• Records shown:
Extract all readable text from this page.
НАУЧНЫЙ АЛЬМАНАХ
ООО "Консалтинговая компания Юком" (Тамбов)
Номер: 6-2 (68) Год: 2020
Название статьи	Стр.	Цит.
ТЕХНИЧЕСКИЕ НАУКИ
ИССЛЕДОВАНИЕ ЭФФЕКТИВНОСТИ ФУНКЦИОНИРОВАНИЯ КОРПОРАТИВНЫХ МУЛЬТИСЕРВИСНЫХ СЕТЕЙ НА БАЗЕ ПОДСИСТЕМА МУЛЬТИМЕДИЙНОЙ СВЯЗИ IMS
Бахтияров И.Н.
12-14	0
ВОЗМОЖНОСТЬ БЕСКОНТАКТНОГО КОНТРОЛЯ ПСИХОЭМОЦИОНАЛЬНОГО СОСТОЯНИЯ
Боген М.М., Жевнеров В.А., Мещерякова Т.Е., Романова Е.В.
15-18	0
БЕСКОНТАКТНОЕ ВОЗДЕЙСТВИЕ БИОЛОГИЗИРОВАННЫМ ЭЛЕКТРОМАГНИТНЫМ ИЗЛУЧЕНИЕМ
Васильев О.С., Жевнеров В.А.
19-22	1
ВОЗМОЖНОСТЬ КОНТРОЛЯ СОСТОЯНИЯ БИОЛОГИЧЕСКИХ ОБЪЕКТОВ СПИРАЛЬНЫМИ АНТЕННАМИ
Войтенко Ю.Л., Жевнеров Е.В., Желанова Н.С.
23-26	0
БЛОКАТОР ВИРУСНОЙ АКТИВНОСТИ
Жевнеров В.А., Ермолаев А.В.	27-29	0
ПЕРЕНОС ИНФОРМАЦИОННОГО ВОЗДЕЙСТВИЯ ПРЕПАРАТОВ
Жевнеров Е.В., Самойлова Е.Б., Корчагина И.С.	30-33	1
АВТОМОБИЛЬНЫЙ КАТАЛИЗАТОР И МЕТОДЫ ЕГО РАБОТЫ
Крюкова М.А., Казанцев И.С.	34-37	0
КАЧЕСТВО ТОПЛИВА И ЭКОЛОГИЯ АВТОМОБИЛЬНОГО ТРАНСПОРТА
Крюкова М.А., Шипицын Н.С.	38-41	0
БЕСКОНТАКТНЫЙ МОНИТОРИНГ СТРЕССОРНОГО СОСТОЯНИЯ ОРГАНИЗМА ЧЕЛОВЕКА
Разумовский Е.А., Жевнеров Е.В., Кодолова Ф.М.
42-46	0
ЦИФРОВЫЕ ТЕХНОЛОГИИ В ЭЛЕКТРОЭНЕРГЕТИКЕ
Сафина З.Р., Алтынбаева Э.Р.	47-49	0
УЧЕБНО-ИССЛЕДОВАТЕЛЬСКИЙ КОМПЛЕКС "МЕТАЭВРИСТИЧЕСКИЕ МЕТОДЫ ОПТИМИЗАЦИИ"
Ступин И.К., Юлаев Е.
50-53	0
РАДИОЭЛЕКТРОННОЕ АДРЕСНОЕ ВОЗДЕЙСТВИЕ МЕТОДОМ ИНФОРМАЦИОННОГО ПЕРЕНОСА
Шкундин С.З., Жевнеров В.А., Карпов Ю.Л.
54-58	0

• Stated exercise:
All lines that include "МЕТОДЫ" are to be gathered and copied.

• Response:
АВТОМОБИЛЬНЫЙ КАТАЛИЗАТОР И МЕТОДЫ ЕГО РАБОТЫ
УЧЕБНО-ИССЛЕДОВАТЕЛЬСКИЙ КОМПЛЕКС "МЕТАЭВРИСТИЧЕСКИЕ МЕТОДЫ ОПТИМИЗАЦИИ"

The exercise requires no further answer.